### TASK GOAL
With the pictures omitted, write out the entries that follow exactly as they stand.

Collected data:

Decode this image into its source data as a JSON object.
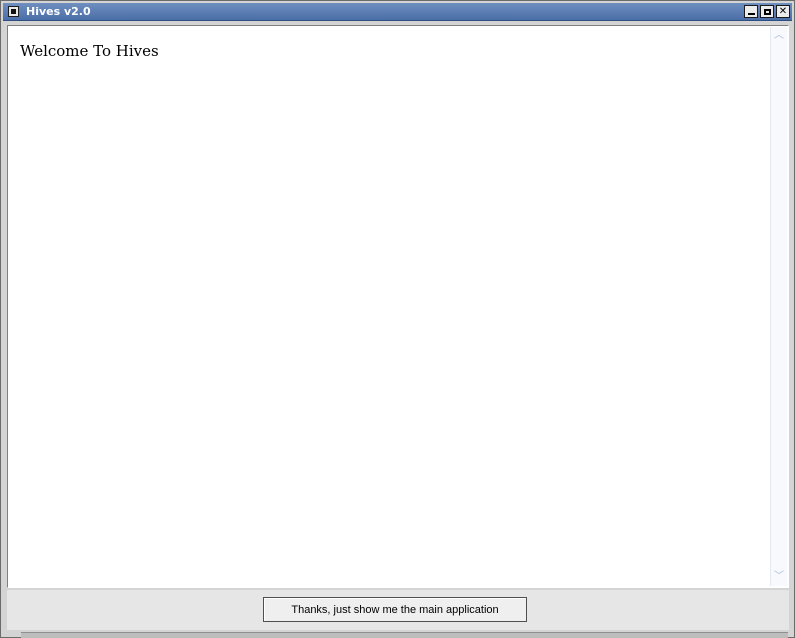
{
  "window": {
    "title": "Hives v2.0",
    "buttons": {
      "minimize_icon": "minimize-icon",
      "maximize_icon": "maximize-icon",
      "close_icon": "close-icon",
      "close_glyph": "✕"
    }
  },
  "content": {
    "heading": "Welcome To Hives"
  },
  "scrollbar": {
    "up_glyph": "︿",
    "down_glyph": "﹀"
  },
  "footer": {
    "continue_label": "Thanks, just show me the main application"
  },
  "colors": {
    "titlebar_start": "#6f8fbf",
    "titlebar_end": "#4a6ea8"
  }
}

### FULL OUTPUT
Decode this image into its source data as a JSON object.
{
  "window": {
    "title": "Hives v2.0",
    "buttons": {
      "minimize_icon": "minimize-icon",
      "maximize_icon": "maximize-icon",
      "close_icon": "close-icon",
      "close_glyph": "✕"
    }
  },
  "content": {
    "heading": "Welcome To Hives"
  },
  "scrollbar": {
    "up_glyph": "︿",
    "down_glyph": "﹀"
  },
  "footer": {
    "continue_label": "Thanks, just show me the main application"
  },
  "colors": {
    "titlebar_start": "#6f8fbf",
    "titlebar_end": "#4a6ea8"
  }
}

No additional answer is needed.